Given data:
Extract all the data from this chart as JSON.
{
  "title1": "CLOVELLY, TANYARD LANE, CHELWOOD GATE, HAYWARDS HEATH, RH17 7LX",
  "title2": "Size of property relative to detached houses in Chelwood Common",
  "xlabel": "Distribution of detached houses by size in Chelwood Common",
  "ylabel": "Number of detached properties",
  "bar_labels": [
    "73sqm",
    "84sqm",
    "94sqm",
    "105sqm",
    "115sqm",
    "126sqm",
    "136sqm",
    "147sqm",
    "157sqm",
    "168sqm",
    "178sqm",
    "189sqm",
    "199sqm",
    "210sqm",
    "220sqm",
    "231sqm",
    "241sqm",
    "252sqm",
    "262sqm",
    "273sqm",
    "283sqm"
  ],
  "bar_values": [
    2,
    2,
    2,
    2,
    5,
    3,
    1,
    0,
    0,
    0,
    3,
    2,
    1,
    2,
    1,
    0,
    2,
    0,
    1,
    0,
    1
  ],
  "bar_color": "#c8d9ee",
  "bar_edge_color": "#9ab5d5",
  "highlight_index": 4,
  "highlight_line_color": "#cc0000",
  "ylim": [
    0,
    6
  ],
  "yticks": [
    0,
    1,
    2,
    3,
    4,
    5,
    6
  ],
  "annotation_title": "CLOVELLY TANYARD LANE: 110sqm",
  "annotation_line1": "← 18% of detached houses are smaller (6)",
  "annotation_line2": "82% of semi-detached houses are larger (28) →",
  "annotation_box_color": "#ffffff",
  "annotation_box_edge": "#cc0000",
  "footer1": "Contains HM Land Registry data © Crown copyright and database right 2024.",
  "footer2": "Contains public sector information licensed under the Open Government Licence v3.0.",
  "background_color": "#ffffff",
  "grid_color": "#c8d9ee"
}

Stated exercise:
Retype every entry word for word.

Written solution:
Extract all the data from this chart as JSON.
{
  "title1": "CLOVELLY, TANYARD LANE, CHELWOOD GATE, HAYWARDS HEATH, RH17 7LX",
  "title2": "Size of property relative to detached houses in Chelwood Common",
  "xlabel": "Distribution of detached houses by size in Chelwood Common",
  "ylabel": "Number of detached properties",
  "bar_labels": [
    "73sqm",
    "84sqm",
    "94sqm",
    "105sqm",
    "115sqm",
    "126sqm",
    "136sqm",
    "147sqm",
    "157sqm",
    "168sqm",
    "178sqm",
    "189sqm",
    "199sqm",
    "210sqm",
    "220sqm",
    "231sqm",
    "241sqm",
    "252sqm",
    "262sqm",
    "273sqm",
    "283sqm"
  ],
  "bar_values": [
    2,
    2,
    2,
    2,
    5,
    3,
    1,
    0,
    0,
    0,
    3,
    2,
    1,
    2,
    1,
    0,
    2,
    0,
    1,
    0,
    1
  ],
  "bar_color": "#c8d9ee",
  "bar_edge_color": "#9ab5d5",
  "highlight_index": 4,
  "highlight_line_color": "#cc0000",
  "ylim": [
    0,
    6
  ],
  "yticks": [
    0,
    1,
    2,
    3,
    4,
    5,
    6
  ],
  "annotation_title": "CLOVELLY TANYARD LANE: 110sqm",
  "annotation_line1": "← 18% of detached houses are smaller (6)",
  "annotation_line2": "82% of semi-detached houses are larger (28) →",
  "annotation_box_color": "#ffffff",
  "annotation_box_edge": "#cc0000",
  "footer1": "Contains HM Land Registry data © Crown copyright and database right 2024.",
  "footer2": "Contains public sector information licensed under the Open Government Licence v3.0.",
  "background_color": "#ffffff",
  "grid_color": "#c8d9ee"
}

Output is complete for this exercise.